(Records of document pages)
--- START ---

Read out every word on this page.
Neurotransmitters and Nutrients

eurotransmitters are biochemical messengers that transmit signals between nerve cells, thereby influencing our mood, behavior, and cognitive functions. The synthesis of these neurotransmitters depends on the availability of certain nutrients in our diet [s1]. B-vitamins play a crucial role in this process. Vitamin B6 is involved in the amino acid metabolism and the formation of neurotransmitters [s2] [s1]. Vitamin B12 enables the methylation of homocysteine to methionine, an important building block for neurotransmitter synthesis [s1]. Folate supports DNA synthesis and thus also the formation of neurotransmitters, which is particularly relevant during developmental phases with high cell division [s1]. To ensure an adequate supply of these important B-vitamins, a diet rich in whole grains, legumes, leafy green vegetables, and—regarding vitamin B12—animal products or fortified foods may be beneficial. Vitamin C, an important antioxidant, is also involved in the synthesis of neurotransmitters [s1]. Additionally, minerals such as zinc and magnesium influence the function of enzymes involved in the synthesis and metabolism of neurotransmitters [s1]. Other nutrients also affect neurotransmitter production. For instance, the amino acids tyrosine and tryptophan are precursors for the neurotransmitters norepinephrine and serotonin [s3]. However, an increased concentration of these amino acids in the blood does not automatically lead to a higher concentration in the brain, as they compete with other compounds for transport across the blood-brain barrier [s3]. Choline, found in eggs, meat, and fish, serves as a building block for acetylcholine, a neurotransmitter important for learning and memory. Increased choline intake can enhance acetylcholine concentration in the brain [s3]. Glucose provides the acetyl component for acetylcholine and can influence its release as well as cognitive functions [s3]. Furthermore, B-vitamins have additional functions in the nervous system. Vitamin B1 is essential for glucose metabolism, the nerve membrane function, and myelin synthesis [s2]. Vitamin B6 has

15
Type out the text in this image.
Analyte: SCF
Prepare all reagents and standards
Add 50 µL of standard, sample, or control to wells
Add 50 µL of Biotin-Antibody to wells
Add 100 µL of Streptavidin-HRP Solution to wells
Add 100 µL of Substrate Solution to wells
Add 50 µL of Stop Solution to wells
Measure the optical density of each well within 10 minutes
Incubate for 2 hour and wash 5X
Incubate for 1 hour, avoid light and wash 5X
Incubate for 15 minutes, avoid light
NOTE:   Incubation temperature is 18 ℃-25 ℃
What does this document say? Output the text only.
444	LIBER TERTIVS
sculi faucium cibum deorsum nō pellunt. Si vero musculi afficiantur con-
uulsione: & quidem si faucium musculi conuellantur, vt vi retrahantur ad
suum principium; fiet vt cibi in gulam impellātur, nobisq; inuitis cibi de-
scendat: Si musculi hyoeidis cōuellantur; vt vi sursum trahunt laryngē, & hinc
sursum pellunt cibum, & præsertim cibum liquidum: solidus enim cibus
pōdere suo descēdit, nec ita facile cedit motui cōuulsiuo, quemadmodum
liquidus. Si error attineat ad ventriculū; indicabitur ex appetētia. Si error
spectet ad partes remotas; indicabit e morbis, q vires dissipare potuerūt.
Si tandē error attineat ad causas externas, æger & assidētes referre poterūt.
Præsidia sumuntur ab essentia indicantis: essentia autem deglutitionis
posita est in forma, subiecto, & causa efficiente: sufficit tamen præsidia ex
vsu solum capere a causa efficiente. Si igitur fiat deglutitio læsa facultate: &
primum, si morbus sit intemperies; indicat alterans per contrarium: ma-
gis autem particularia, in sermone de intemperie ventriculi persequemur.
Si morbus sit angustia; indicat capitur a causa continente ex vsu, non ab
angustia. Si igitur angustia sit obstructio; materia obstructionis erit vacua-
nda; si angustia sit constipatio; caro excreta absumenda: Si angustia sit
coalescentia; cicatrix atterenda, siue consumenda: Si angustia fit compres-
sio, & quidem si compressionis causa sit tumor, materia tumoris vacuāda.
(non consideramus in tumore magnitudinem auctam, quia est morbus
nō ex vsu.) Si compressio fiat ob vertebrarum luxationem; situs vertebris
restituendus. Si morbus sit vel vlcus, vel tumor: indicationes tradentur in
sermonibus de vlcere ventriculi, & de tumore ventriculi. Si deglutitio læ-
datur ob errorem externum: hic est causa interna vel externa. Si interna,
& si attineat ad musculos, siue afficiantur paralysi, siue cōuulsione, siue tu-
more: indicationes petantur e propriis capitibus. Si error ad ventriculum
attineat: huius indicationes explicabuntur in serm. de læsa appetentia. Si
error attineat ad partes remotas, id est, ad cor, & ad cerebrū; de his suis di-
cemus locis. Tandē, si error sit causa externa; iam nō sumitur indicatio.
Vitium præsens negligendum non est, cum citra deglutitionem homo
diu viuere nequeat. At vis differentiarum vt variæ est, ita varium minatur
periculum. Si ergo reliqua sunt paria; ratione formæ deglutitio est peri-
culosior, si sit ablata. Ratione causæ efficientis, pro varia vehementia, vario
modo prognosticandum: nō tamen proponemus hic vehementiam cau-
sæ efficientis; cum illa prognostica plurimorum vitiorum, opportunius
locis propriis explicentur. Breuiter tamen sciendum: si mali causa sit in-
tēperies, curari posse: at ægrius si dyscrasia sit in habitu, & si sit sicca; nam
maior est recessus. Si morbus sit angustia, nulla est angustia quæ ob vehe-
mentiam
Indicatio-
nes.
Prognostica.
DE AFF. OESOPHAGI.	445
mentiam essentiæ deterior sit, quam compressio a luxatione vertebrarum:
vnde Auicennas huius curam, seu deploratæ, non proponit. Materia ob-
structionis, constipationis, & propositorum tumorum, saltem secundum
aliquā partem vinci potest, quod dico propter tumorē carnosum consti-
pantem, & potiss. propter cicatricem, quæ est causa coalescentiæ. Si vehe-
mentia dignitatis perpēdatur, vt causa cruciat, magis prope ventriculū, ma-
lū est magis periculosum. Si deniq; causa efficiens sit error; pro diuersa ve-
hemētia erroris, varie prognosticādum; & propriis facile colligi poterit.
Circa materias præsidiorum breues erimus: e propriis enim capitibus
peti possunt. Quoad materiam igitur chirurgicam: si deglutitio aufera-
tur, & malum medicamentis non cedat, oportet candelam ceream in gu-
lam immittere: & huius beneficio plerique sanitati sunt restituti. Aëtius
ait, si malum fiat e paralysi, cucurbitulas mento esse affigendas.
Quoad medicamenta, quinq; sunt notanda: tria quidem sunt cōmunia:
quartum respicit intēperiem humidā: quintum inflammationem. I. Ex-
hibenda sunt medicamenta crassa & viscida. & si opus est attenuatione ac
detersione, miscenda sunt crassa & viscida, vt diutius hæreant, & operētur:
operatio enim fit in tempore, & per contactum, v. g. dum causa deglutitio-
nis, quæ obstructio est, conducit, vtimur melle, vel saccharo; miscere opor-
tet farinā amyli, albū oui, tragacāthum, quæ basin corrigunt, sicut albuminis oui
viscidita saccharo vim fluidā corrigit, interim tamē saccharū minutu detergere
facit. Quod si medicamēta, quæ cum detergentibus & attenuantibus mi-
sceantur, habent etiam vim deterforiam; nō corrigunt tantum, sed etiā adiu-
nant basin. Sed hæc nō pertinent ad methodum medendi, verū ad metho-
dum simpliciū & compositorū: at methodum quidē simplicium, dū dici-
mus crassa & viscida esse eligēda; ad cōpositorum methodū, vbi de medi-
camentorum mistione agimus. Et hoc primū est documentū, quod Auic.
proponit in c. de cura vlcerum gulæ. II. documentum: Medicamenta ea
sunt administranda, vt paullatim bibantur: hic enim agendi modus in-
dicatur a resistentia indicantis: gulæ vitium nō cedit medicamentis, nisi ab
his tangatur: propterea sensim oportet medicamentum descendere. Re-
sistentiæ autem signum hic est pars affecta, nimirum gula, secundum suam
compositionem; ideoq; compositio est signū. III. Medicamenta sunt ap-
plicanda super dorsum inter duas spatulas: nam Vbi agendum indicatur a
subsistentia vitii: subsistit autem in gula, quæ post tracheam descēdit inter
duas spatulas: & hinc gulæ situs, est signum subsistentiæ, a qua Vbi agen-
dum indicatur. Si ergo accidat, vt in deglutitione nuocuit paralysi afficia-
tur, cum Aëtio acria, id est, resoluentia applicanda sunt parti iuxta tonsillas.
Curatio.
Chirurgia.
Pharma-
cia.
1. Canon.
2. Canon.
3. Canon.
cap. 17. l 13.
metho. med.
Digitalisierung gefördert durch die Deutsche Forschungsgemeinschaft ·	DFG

--- END ---

Search the data for the string "siue" and copy out every line where it is found.

coalescentia; cicatrix atterenda, siue consumenda: Si angustia fit compres-
& si attineat ad musculos, siue afficiantur paralysi, siue cōuulsione, siue tu-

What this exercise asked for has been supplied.